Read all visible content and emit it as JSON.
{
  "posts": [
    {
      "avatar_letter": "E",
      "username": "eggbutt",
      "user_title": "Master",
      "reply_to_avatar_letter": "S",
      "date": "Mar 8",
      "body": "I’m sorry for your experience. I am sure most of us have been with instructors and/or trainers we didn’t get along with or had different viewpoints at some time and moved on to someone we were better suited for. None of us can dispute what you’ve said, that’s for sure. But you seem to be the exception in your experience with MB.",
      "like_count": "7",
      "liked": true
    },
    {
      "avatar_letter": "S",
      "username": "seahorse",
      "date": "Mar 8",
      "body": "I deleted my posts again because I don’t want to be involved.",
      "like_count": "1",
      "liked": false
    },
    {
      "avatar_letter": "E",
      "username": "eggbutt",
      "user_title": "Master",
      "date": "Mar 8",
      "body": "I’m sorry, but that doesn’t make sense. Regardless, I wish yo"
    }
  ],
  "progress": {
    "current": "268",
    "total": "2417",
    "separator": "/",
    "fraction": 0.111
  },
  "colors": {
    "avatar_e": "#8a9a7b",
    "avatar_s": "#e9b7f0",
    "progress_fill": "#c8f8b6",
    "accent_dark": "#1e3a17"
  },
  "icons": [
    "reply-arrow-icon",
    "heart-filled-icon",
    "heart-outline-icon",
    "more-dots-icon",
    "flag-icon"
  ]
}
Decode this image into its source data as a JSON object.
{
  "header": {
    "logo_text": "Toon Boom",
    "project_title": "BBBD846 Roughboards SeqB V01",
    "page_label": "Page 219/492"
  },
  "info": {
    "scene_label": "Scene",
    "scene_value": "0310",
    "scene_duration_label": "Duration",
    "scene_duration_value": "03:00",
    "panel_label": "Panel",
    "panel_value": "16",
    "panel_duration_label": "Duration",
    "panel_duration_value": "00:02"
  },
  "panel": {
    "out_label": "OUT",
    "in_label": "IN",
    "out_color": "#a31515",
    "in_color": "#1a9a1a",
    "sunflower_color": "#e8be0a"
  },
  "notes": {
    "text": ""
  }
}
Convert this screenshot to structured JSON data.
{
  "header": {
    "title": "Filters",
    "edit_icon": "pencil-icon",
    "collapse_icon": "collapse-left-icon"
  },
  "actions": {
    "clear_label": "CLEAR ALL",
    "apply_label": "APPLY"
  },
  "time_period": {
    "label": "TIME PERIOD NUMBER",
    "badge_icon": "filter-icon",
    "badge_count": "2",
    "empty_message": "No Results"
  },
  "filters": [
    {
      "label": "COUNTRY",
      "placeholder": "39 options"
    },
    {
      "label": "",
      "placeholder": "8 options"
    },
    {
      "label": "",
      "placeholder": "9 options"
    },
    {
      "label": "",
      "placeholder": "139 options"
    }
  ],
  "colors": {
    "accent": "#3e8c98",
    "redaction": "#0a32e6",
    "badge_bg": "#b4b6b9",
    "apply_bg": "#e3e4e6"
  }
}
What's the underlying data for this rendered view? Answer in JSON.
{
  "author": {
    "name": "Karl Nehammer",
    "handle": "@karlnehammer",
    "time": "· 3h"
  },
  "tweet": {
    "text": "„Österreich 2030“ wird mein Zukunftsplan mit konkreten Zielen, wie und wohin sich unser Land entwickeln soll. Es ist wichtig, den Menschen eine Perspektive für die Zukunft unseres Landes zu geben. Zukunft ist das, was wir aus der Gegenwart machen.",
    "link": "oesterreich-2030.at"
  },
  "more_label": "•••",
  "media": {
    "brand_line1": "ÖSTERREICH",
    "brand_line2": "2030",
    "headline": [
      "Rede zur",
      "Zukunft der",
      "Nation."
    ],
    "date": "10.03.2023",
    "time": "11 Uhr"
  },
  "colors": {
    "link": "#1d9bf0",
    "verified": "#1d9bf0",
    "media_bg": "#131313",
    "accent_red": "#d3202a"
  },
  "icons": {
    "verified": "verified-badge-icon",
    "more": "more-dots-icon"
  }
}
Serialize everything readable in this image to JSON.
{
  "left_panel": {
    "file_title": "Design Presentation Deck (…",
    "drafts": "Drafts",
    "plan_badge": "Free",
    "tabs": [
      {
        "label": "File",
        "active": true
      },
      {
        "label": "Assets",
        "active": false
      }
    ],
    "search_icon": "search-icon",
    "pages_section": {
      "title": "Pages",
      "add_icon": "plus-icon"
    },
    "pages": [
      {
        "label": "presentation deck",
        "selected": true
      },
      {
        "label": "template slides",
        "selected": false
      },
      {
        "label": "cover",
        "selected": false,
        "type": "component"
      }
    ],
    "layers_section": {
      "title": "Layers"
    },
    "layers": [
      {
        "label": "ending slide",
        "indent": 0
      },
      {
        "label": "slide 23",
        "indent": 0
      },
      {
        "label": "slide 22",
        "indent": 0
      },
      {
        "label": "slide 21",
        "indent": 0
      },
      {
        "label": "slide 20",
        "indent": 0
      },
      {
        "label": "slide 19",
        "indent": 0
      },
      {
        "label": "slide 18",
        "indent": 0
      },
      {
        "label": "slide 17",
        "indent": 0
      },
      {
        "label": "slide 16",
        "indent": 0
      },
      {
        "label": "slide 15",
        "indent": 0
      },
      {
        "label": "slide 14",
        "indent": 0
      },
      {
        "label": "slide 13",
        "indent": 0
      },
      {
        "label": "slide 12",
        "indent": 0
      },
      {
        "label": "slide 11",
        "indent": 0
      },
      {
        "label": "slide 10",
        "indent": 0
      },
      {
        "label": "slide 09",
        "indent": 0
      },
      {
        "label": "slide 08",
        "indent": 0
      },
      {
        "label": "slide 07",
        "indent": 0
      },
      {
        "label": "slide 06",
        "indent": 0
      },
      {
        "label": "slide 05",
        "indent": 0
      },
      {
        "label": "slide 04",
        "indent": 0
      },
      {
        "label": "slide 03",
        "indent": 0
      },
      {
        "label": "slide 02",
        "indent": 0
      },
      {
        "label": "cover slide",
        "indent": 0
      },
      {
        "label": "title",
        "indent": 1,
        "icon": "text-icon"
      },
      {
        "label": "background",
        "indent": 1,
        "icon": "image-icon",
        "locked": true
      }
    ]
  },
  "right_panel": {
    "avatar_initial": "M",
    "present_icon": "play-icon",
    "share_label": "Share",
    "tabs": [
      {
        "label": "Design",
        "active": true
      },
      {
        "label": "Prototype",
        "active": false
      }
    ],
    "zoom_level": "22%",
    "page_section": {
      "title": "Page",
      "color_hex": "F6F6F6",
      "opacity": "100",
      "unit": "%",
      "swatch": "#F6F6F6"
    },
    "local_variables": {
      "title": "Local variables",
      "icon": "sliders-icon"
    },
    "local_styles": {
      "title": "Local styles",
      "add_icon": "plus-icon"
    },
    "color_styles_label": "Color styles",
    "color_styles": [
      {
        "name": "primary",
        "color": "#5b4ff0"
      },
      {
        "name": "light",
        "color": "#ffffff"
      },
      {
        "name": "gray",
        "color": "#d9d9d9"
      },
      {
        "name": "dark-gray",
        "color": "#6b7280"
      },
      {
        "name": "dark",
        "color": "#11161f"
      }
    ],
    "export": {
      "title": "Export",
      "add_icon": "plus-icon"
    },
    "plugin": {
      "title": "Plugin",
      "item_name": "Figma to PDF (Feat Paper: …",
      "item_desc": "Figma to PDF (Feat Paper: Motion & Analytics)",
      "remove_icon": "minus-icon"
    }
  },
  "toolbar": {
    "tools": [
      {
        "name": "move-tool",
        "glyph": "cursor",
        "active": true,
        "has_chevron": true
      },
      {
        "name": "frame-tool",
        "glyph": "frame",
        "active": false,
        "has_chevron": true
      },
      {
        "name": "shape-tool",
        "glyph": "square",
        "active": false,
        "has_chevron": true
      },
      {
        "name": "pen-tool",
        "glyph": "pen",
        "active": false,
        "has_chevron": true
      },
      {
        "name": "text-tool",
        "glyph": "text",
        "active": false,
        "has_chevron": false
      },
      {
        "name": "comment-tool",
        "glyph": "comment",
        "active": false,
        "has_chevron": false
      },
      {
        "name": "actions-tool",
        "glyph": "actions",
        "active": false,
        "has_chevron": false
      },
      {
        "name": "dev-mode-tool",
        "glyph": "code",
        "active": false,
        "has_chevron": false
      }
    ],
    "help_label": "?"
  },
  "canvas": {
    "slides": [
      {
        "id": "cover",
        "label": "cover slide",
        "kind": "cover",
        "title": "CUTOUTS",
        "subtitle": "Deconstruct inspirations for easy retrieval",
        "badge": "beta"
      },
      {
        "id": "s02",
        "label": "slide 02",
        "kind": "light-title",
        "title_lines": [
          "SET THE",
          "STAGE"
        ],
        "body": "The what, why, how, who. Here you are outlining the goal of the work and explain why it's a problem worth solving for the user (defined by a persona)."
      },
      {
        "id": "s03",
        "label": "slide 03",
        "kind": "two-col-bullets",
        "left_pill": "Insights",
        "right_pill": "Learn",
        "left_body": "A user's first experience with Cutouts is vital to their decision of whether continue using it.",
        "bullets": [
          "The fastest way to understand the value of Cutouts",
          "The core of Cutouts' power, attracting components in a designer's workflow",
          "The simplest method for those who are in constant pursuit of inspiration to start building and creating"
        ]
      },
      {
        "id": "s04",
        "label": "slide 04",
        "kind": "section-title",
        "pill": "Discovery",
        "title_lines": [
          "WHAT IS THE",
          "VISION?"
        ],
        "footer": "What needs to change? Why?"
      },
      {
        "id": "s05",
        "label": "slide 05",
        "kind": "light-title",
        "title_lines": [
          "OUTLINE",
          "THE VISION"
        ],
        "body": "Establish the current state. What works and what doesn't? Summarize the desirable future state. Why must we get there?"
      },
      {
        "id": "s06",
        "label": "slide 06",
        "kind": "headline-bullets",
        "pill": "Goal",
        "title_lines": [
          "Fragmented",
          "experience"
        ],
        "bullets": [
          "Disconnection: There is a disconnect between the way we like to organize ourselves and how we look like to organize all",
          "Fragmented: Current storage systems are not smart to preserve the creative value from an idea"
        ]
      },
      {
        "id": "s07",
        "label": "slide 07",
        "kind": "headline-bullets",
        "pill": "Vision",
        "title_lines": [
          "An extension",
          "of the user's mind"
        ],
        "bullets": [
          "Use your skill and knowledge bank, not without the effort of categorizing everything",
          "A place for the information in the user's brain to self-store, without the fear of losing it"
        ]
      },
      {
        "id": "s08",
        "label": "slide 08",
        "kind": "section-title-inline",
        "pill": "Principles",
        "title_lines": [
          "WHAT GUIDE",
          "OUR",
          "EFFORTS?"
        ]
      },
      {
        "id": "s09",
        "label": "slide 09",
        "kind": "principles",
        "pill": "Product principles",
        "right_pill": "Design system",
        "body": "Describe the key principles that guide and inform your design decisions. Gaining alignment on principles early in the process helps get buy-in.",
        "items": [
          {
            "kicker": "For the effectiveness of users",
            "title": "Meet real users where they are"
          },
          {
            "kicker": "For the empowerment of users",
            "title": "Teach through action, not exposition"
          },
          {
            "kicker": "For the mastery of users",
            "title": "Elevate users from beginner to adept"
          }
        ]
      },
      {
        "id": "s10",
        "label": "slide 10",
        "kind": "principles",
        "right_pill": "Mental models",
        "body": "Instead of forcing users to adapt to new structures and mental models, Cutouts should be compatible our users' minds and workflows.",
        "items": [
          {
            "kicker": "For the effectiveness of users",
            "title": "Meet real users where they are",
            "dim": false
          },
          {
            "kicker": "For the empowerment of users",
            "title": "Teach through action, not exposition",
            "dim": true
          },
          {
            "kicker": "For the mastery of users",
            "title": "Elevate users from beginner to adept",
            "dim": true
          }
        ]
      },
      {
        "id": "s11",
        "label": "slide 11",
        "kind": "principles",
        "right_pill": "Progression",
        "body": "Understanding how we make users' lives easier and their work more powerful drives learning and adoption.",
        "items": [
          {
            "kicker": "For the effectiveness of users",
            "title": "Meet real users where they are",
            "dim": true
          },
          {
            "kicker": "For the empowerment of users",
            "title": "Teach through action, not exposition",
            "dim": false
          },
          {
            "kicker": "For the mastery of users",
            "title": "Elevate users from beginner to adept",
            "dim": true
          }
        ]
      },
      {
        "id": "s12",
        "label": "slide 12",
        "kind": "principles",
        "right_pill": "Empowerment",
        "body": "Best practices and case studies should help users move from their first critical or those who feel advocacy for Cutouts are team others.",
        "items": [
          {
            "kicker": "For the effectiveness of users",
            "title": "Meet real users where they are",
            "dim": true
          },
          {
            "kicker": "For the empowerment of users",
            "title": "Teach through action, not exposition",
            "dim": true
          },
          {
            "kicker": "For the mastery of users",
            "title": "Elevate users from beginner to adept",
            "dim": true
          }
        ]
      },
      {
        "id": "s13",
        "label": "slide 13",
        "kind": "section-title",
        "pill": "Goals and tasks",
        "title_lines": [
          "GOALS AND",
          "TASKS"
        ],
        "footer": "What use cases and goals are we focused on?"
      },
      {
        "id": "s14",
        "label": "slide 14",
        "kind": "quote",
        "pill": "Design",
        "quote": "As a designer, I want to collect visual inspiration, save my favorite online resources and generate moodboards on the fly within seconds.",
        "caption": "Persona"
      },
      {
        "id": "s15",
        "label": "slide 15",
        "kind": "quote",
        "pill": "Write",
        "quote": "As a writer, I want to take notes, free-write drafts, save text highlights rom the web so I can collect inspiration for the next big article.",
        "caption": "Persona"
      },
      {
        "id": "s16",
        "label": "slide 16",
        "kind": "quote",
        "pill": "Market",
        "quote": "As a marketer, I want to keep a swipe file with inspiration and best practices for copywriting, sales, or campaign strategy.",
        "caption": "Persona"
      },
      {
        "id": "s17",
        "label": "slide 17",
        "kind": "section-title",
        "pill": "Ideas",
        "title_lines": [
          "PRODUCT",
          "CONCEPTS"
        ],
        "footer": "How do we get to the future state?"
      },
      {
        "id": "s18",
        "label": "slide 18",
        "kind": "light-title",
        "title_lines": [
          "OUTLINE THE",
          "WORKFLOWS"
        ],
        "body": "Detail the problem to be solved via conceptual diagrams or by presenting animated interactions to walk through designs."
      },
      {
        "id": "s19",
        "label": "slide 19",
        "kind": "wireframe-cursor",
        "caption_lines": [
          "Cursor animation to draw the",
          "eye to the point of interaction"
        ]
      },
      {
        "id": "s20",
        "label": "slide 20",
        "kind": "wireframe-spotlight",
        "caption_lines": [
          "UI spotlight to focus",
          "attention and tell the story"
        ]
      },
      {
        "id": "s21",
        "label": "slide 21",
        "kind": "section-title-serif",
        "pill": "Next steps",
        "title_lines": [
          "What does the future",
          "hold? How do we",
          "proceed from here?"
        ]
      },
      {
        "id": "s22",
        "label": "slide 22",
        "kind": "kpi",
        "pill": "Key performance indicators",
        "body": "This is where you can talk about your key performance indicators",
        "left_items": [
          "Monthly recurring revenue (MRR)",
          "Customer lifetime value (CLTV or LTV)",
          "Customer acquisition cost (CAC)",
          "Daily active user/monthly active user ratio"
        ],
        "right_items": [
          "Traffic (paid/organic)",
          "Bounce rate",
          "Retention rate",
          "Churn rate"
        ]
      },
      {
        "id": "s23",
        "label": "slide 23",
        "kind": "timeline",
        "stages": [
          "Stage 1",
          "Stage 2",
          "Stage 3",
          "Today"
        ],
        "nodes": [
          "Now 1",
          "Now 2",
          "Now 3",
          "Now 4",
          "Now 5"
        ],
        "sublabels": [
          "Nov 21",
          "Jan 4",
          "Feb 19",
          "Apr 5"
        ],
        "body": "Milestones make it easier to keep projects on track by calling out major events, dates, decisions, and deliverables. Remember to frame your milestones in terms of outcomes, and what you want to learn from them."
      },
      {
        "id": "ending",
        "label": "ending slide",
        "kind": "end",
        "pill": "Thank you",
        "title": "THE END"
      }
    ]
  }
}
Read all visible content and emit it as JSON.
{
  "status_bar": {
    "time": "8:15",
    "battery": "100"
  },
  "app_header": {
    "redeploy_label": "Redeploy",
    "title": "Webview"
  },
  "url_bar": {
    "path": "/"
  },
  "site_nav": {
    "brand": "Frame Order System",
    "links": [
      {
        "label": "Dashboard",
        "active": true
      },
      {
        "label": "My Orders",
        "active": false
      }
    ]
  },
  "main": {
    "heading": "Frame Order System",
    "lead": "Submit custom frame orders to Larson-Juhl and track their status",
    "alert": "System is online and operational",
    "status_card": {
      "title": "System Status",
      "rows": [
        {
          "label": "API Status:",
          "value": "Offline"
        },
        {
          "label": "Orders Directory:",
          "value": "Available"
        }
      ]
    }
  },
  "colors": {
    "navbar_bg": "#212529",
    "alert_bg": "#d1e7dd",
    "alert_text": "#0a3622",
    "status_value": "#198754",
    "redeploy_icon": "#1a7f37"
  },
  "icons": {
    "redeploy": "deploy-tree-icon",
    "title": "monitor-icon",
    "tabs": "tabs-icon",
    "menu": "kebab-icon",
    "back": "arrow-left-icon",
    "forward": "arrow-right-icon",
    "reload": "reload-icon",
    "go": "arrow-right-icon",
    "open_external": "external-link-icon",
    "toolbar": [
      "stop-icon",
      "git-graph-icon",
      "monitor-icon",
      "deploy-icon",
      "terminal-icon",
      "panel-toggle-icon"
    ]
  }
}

# # # #

**Written instruction**
Within the material above, find the lines that contain the word "designer"; copy them.

**Task output**
          "The core of Cutouts' power, attracting components in a designer's workflow",
        "quote": "As a designer, I want to collect visual inspiration, save my favorite online resources and generate moodboards on the fly within seconds.",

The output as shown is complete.